## EXERCISE BRIEF
Would you return the complete listing below word for word?

* Start *

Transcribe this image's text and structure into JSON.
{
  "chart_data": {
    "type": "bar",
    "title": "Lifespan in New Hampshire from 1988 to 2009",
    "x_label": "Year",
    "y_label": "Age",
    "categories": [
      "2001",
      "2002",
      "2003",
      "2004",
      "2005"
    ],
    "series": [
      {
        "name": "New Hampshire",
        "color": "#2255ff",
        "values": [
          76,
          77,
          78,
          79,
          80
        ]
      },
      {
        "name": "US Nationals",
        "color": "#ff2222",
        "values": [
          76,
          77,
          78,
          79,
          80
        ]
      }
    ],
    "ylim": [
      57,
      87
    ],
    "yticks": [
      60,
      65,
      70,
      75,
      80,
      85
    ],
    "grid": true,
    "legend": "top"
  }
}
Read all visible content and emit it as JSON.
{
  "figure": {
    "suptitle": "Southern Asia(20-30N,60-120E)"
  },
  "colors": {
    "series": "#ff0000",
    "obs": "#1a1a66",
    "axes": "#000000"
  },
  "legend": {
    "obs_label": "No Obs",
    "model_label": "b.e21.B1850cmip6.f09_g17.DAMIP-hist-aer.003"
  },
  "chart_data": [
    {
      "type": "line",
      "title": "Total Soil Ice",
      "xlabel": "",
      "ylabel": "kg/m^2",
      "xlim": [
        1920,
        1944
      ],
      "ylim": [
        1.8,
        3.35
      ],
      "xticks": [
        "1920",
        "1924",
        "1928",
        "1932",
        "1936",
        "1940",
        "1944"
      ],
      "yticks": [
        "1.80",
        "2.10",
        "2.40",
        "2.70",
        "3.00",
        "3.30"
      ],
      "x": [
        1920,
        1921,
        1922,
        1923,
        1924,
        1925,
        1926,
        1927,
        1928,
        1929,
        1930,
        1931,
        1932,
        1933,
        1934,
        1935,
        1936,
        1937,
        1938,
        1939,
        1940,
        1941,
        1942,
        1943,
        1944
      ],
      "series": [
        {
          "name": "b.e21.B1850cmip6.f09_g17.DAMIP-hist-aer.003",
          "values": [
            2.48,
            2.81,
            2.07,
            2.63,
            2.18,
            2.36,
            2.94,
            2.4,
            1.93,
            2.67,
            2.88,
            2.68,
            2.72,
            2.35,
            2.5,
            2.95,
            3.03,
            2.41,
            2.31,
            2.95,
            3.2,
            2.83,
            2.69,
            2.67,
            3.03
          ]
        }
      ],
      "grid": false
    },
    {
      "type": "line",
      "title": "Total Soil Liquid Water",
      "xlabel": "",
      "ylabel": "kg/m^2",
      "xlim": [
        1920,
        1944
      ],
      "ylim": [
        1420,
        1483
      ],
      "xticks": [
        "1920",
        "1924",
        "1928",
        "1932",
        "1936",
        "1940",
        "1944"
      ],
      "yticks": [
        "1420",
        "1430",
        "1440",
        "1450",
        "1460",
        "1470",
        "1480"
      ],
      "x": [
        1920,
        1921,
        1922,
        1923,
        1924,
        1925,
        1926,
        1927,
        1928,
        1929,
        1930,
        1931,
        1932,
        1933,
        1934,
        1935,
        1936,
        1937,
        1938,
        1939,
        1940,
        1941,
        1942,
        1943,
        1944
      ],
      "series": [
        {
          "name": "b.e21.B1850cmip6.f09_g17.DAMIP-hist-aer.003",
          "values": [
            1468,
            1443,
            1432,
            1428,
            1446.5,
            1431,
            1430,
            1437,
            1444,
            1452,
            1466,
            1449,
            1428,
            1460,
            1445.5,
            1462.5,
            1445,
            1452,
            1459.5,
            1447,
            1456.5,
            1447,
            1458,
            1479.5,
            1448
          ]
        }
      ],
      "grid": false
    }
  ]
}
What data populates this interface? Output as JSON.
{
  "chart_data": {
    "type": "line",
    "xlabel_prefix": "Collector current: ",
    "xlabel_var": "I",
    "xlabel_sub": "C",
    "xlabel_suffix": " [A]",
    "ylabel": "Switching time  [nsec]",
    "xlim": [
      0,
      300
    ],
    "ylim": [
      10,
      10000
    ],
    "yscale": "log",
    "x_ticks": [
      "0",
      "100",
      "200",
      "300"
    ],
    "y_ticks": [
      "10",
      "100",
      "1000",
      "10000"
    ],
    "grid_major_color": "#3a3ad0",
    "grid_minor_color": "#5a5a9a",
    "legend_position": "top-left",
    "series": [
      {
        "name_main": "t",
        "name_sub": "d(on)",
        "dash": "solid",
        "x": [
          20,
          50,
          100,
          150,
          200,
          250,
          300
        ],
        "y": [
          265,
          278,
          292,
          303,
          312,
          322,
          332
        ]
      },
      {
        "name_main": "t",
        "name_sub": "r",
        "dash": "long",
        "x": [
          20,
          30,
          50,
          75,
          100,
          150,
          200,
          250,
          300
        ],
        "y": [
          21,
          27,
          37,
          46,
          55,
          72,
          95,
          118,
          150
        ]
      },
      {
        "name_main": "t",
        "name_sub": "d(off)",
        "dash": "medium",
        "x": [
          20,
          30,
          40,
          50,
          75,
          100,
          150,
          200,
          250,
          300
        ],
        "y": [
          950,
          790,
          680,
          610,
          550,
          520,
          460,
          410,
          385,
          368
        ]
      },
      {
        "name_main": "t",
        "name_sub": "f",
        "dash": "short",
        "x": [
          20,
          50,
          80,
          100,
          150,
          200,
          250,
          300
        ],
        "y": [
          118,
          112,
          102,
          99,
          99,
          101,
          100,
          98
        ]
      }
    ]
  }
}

* End *

## SOLVED PROBLEM
Transcribe this image's text and structure into JSON.
{
  "chart_data": {
    "type": "bar",
    "title": "Lifespan in New Hampshire from 1988 to 2009",
    "x_label": "Year",
    "y_label": "Age",
    "categories": [
      "2001",
      "2002",
      "2003",
      "2004",
      "2005"
    ],
    "series": [
      {
        "name": "New Hampshire",
        "color": "#2255ff",
        "values": [
          76,
          77,
          78,
          79,
          80
        ]
      },
      {
        "name": "US Nationals",
        "color": "#ff2222",
        "values": [
          76,
          77,
          78,
          79,
          80
        ]
      }
    ],
    "ylim": [
      57,
      87
    ],
    "yticks": [
      60,
      65,
      70,
      75,
      80,
      85
    ],
    "grid": true,
    "legend": "top"
  }
}
Read all visible content and emit it as JSON.
{
  "figure": {
    "suptitle": "Southern Asia(20-30N,60-120E)"
  },
  "colors": {
    "series": "#ff0000",
    "obs": "#1a1a66",
    "axes": "#000000"
  },
  "legend": {
    "obs_label": "No Obs",
    "model_label": "b.e21.B1850cmip6.f09_g17.DAMIP-hist-aer.003"
  },
  "chart_data": [
    {
      "type": "line",
      "title": "Total Soil Ice",
      "xlabel": "",
      "ylabel": "kg/m^2",
      "xlim": [
        1920,
        1944
      ],
      "ylim": [
        1.8,
        3.35
      ],
      "xticks": [
        "1920",
        "1924",
        "1928",
        "1932",
        "1936",
        "1940",
        "1944"
      ],
      "yticks": [
        "1.80",
        "2.10",
        "2.40",
        "2.70",
        "3.00",
        "3.30"
      ],
      "x": [
        1920,
        1921,
        1922,
        1923,
        1924,
        1925,
        1926,
        1927,
        1928,
        1929,
        1930,
        1931,
        1932,
        1933,
        1934,
        1935,
        1936,
        1937,
        1938,
        1939,
        1940,
        1941,
        1942,
        1943,
        1944
      ],
      "series": [
        {
          "name": "b.e21.B1850cmip6.f09_g17.DAMIP-hist-aer.003",
          "values": [
            2.48,
            2.81,
            2.07,
            2.63,
            2.18,
            2.36,
            2.94,
            2.4,
            1.93,
            2.67,
            2.88,
            2.68,
            2.72,
            2.35,
            2.5,
            2.95,
            3.03,
            2.41,
            2.31,
            2.95,
            3.2,
            2.83,
            2.69,
            2.67,
            3.03
          ]
        }
      ],
      "grid": false
    },
    {
      "type": "line",
      "title": "Total Soil Liquid Water",
      "xlabel": "",
      "ylabel": "kg/m^2",
      "xlim": [
        1920,
        1944
      ],
      "ylim": [
        1420,
        1483
      ],
      "xticks": [
        "1920",
        "1924",
        "1928",
        "1932",
        "1936",
        "1940",
        "1944"
      ],
      "yticks": [
        "1420",
        "1430",
        "1440",
        "1450",
        "1460",
        "1470",
        "1480"
      ],
      "x": [
        1920,
        1921,
        1922,
        1923,
        1924,
        1925,
        1926,
        1927,
        1928,
        1929,
        1930,
        1931,
        1932,
        1933,
        1934,
        1935,
        1936,
        1937,
        1938,
        1939,
        1940,
        1941,
        1942,
        1943,
        1944
      ],
      "series": [
        {
          "name": "b.e21.B1850cmip6.f09_g17.DAMIP-hist-aer.003",
          "values": [
            1468,
            1443,
            1432,
            1428,
            1446.5,
            1431,
            1430,
            1437,
            1444,
            1452,
            1466,
            1449,
            1428,
            1460,
            1445.5,
            1462.5,
            1445,
            1452,
            1459.5,
            1447,
            1456.5,
            1447,
            1458,
            1479.5,
            1448
          ]
        }
      ],
      "grid": false
    }
  ]
}
What data populates this interface? Output as JSON.
{
  "chart_data": {
    "type": "line",
    "xlabel_prefix": "Collector current: ",
    "xlabel_var": "I",
    "xlabel_sub": "C",
    "xlabel_suffix": " [A]",
    "ylabel": "Switching time  [nsec]",
    "xlim": [
      0,
      300
    ],
    "ylim": [
      10,
      10000
    ],
    "yscale": "log",
    "x_ticks": [
      "0",
      "100",
      "200",
      "300"
    ],
    "y_ticks": [
      "10",
      "100",
      "1000",
      "10000"
    ],
    "grid_major_color": "#3a3ad0",
    "grid_minor_color": "#5a5a9a",
    "legend_position": "top-left",
    "series": [
      {
        "name_main": "t",
        "name_sub": "d(on)",
        "dash": "solid",
        "x": [
          20,
          50,
          100,
          150,
          200,
          250,
          300
        ],
        "y": [
          265,
          278,
          292,
          303,
          312,
          322,
          332
        ]
      },
      {
        "name_main": "t",
        "name_sub": "r",
        "dash": "long",
        "x": [
          20,
          30,
          50,
          75,
          100,
          150,
          200,
          250,
          300
        ],
        "y": [
          21,
          27,
          37,
          46,
          55,
          72,
          95,
          118,
          150
        ]
      },
      {
        "name_main": "t",
        "name_sub": "d(off)",
        "dash": "medium",
        "x": [
          20,
          30,
          40,
          50,
          75,
          100,
          150,
          200,
          250,
          300
        ],
        "y": [
          950,
          790,
          680,
          610,
          550,
          520,
          460,
          410,
          385,
          368
        ]
      },
      {
        "name_main": "t",
        "name_sub": "f",
        "dash": "short",
        "x": [
          20,
          50,
          80,
          100,
          150,
          200,
          250,
          300
        ],
        "y": [
          118,
          112,
          102,
          99,
          99,
          101,
          100,
          98
        ]
      }
    ]
  }
}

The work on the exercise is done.